>> START Extracted information

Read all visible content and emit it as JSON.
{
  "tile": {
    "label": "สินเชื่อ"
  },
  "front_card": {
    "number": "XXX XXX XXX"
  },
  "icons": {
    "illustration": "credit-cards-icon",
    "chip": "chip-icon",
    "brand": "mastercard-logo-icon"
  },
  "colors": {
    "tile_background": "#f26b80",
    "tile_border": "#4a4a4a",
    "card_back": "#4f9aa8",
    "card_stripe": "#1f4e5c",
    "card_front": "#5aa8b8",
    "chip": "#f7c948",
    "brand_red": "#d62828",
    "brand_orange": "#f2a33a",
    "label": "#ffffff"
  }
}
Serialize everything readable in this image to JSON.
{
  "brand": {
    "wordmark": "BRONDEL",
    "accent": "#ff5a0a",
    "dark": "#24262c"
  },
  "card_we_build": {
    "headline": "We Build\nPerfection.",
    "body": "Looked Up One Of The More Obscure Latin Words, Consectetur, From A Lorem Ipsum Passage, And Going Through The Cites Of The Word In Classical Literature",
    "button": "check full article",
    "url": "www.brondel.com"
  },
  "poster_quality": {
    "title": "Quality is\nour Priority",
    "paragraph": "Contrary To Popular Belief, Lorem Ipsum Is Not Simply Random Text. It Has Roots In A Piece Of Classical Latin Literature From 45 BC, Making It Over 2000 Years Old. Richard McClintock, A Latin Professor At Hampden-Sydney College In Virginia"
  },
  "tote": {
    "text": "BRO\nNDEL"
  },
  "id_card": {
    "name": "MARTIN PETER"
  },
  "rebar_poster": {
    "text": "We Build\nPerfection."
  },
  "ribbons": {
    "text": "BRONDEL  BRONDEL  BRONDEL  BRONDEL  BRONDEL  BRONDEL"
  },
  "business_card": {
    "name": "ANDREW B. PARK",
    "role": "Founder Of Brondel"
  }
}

>> END Extracted information

● Brief
Tally the lines of the material above that contain the word "nPerfection" and report the total alone.

● Written response
2